Task instructions =
Do any lines in the data below contain "document"? If so, copy every one of them.

Rows =

* Begin *

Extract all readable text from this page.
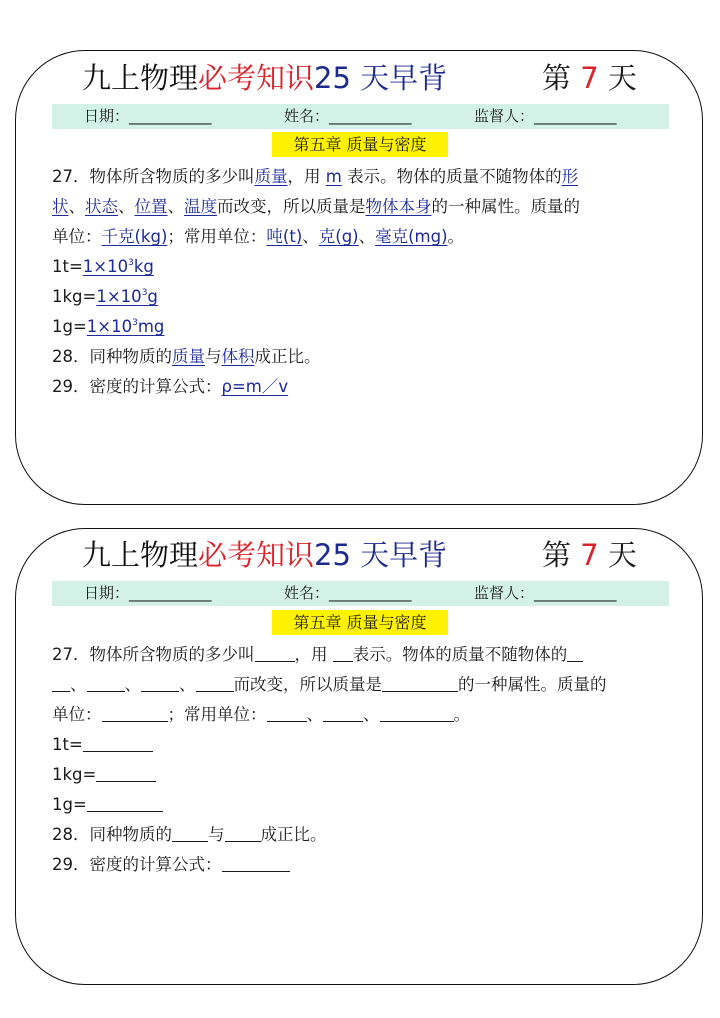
九上物理必考知识25 天早背	第 7 天
日期：___________	姓名：___________	监督人：___________
第五章 质量与密度
27．物体所含物质的多少叫质量，用 m 表示。物体的质量不随物体的形
状、状态、位置、温度而改变，所以质量是物体本身的一种属性。质量的
单位：千克(kg)；常用单位：吨(t)、克(g)、毫克(mg)。
$1t=1\times 10^3kg$
$1kg=1\times 10^3g$
$1g=1\times 10^3mg$
28．同种物质的质量与体积成正比。
29．密度的计算公式：ρ=m／v
九上物理必考知识25 天早背	第 7 天
日期：___________	姓名：___________	监督人：___________
第五章 质量与密度
27．物体所含物质的多少叫 ，用 表示。物体的质量不随物体的
、 、 、 而改变，所以质量是	的一种属性。质量的
单位：	；常用单位： 、 、	。
1t=
1kg=
1g=
28．同种物质的 与 成正比。
29．密度的计算公式：
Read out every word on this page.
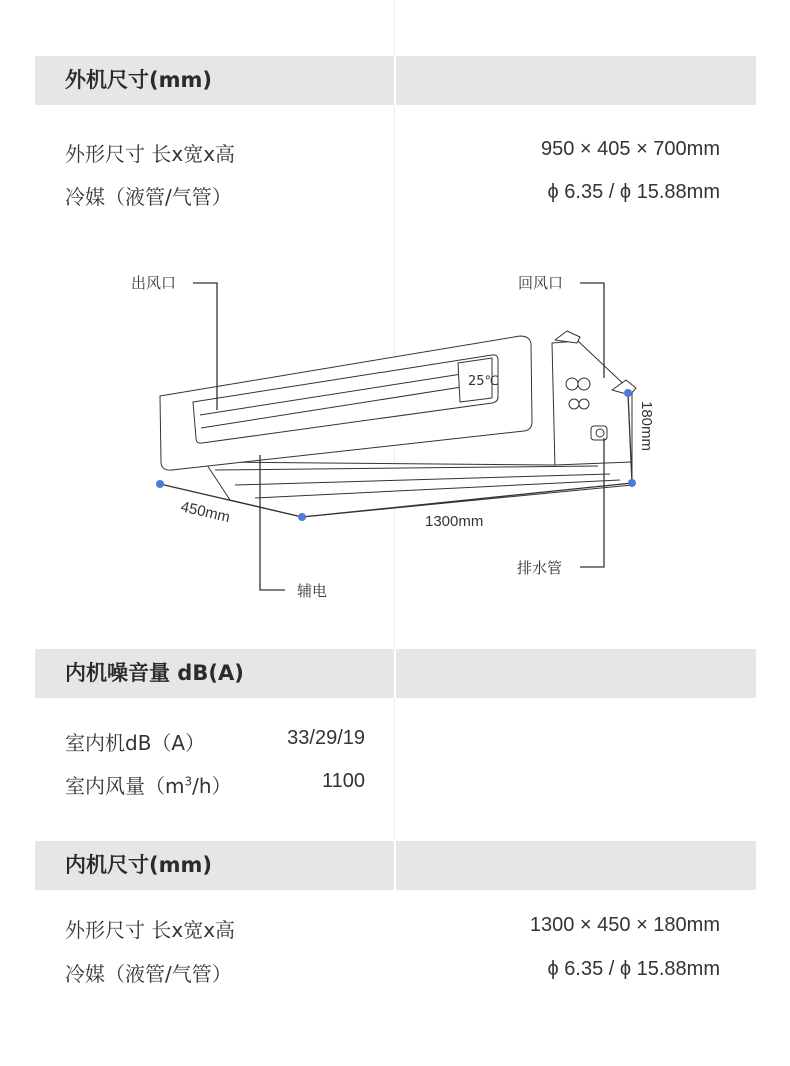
外机尺寸(mm)
外形尺寸 长x宽x高	950 × 405 × 700mm
冷媒（液管/气管）	ϕ 6.35 / ϕ 15.88mm
25℃
出风口	回风口
辅电
排水管
450mm	1300mm
180mm
内机噪音量 dB(A)
室内机dB（A）	33/29/19
室内风量$(m^3/h)$	1100
内机尺寸(mm)
外形尺寸 长x宽x高	1300 × 450 × 180mm
冷媒（液管/气管）	ϕ 6.35 / ϕ 15.88mm
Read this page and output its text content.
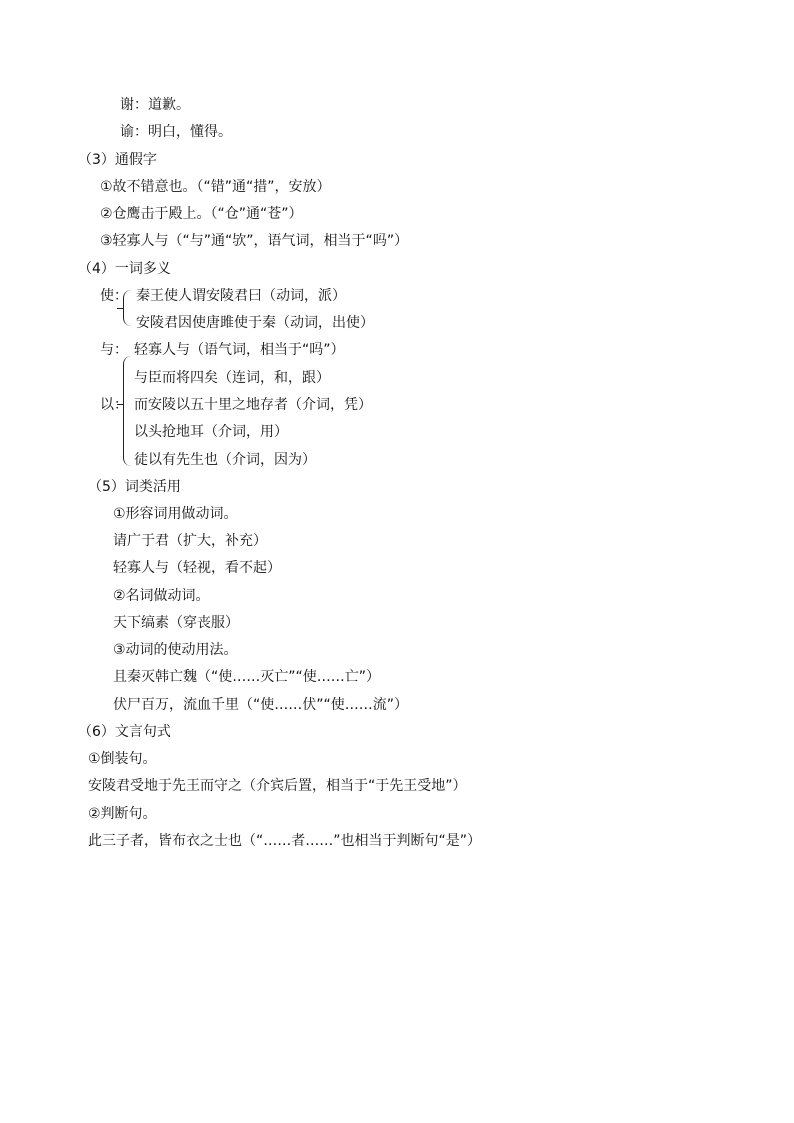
谢：道歉。
谕：明白，懂得。
（3）通假字
①故不错意也。（“错”通“措”，安放）
②仓鹰击于殿上。（“仓”通“苍”）
③轻寡人与（“与”通“欤”，语气词，相当于“吗”）
（4）一词多义
使： 秦王使人谓安陵君曰（动词，派）
安陵君因使唐雎使于秦（动词，出使）
与：
以：
轻寡人与（语气词，相当于“吗”）
与臣而将四矣（连词，和，跟）
而安陵以五十里之地存者（介词，凭）
以头抢地耳（介词，用）
徒以有先生也（介词，因为）
（5）词类活用
①形容词用做动词。
请广于君（扩大，补充）
轻寡人与（轻视，看不起）
②名词做动词。
天下缟素（穿丧服）
③动词的使动用法。
且秦灭韩亡魏（“使……灭亡”“使……亡”）
伏尸百万，流血千里（“使……伏”“使……流”）
（6）文言句式
①倒装句。
安陵君受地于先王而守之（介宾后置，相当于“于先王受地”）
②判断句。
此三子者，皆布衣之士也（“……者……”也相当于判断句“是”）
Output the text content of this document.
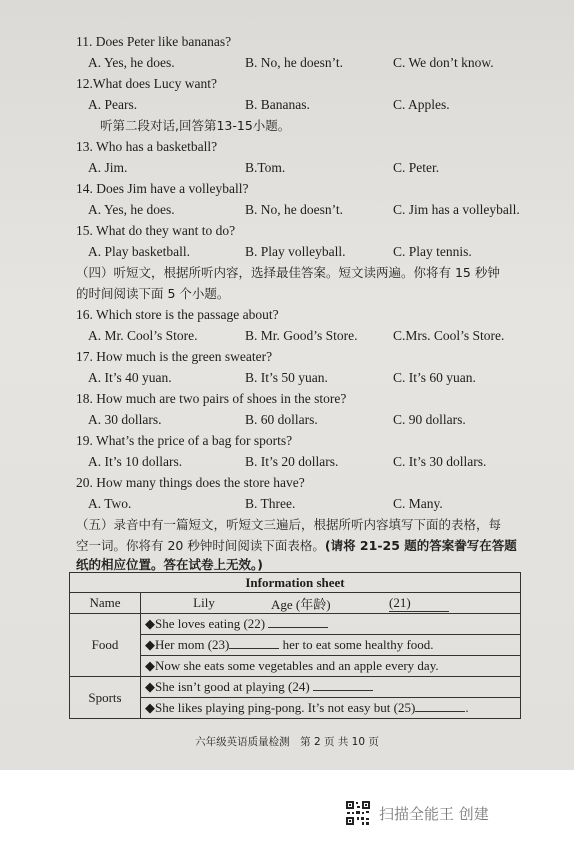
11. Does Peter like bananas?
A. Yes, he does.	B. No, he doesn’t.	C. We don’t know.
12.What does Lucy want?
A. Pears.	B. Bananas.	C. Apples.
听第二段对话,回答第13-15小题。
13. Who has a basketball?
A. Jim.	B.Tom.	C. Peter.
14. Does Jim have a volleyball?
A. Yes, he does.	B. No, he doesn’t.	C. Jim has a volleyball.
15. What do they want to do?
A. Play basketball.	B. Play volleyball.	C. Play tennis.
（四）听短文，根据所听内容，选择最佳答案。短文读两遍。你将有 15 秒钟
的时间阅读下面 5 个小题。
16. Which store is the passage about?
A. Mr. Cool’s Store.	B. Mr. Good’s Store.	C.Mrs. Cool’s Store.
17. How much is the green sweater?
A. It’s 40 yuan.	B. It’s 50 yuan.	C. It’s 60 yuan.
18. How much are two pairs of shoes in the store?
A. 30 dollars.	B. 60 dollars.	C. 90 dollars.
19. What’s the price of a bag for sports?
A. It’s 10 dollars.	B. It’s 20 dollars.	C. It’s 30 dollars.
20. How many things does the store have?
A. Two.	B. Three.	C. Many.
（五）录音中有一篇短文，听短文三遍后，根据所听内容填写下面的表格，每
空一词。你将有 20 秒钟时间阅读下面表格。(请将 21-25 题的答案誊写在答题
纸的相应位置。答在试卷上无效。)
Information sheet			
Name	Lily	Age (年龄)	(21)
Food	◆She loves eating (22)		
	◆Her mom (23) her to eat some healthy food.		
	◆Now she eats some vegetables and an apple every day.		
Sports	◆She isn’t good at playing (24)		
	◆She likes playing ping-pong. It’s not easy but (25) .		
六年级英语质量检测　第 2 页 共 10 页
扫描全能王 创建
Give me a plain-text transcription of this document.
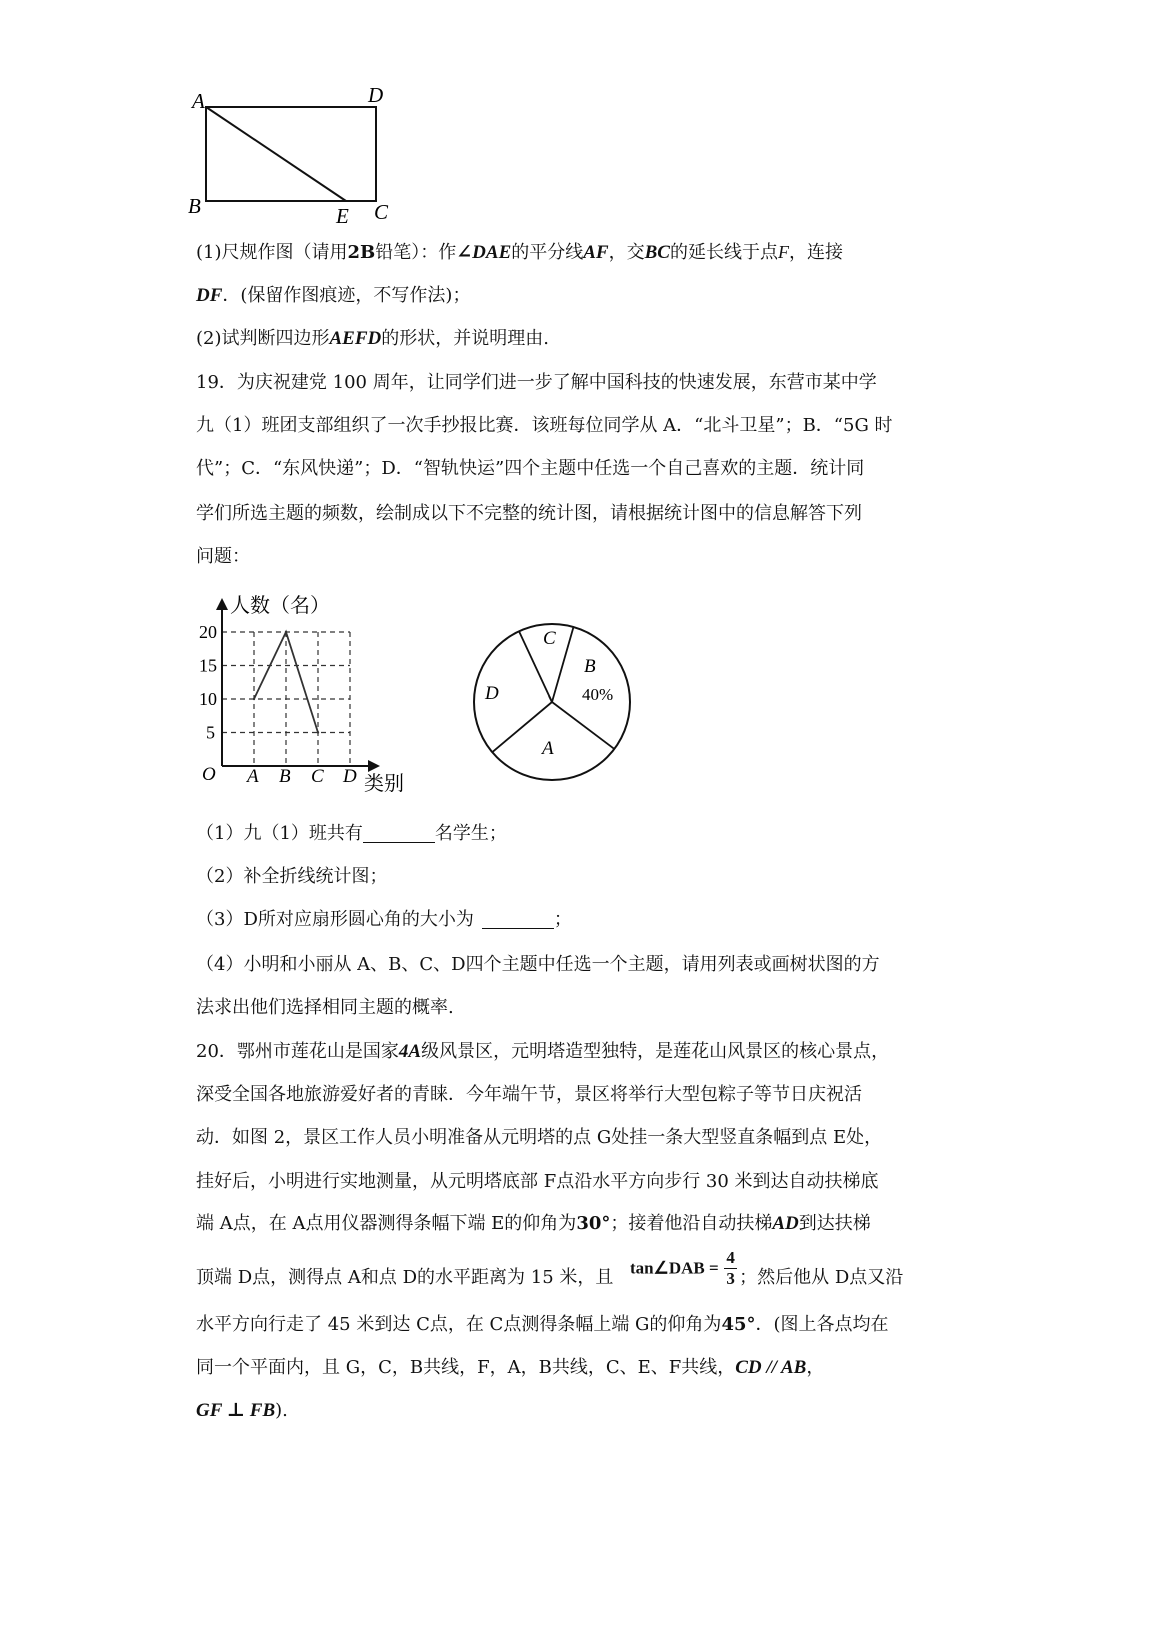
A	D
B	E C
(1)尺规作图（请用2B铅笔）：作∠DAE的平分线AF，交BC的延长线于点F，连接
DF．(保留作图痕迹，不写作法)；
(2)试判断四边形AEFD的形状，并说明理由.
19．为庆祝建党 100 周年，让同学们进一步了解中国科技的快速发展，东营市某中学
九（1）班团支部组织了一次手抄报比赛．该班每位同学从 A．“北斗卫星”；B．“5G 时
代”；C．“东风快递”；D．“智轨快运”四个主题中任选一个自己喜欢的主题．统计同
学们所选主题的频数，绘制成以下不完整的统计图，请根据统计图中的信息解答下列
问题：
人数（名）
类别
O
5
10
15
20
A B C D
A
B
C
D	40%
（1）九（1）班共有	名学生；
（2）补全折线统计图；
（3）D所对应扇形圆心角的大小为	；
（4）小明和小丽从 A、B、C、D四个主题中任选一个主题，请用列表或画树状图的方
法求出他们选择相同主题的概率.
20．鄂州市莲花山是国家4A级风景区，元明塔造型独特，是莲花山风景区的核心景点，
深受全国各地旅游爱好者的青睐．今年端午节，景区将举行大型包粽子等节日庆祝活
动．如图 2，景区工作人员小明准备从元明塔的点 G处挂一条大型竖直条幅到点 E处，
挂好后，小明进行实地测量，从元明塔底部 F点沿水平方向步行 30 米到达自动扶梯底
端 A点，在 A点用仪器测得条幅下端 E的仰角为30°；接着他沿自动扶梯AD到达扶梯
顶端 D点，测得点 A和点 D的水平距离为 15 米，且 tan∠DAB = $\frac{4}{3}$ ；然后他从 D点又沿
水平方向行走了 45 米到达 C点，在 C点测得条幅上端 G的仰角为45°．(图上各点均在
同一个平面内，且 G，C，B共线，F，A，B共线，C、E、F共线，CD // AB，
GF ⊥ FB).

* End *

Expected output =
Output the text content of this document.
Give me a plain-text transcription of this document.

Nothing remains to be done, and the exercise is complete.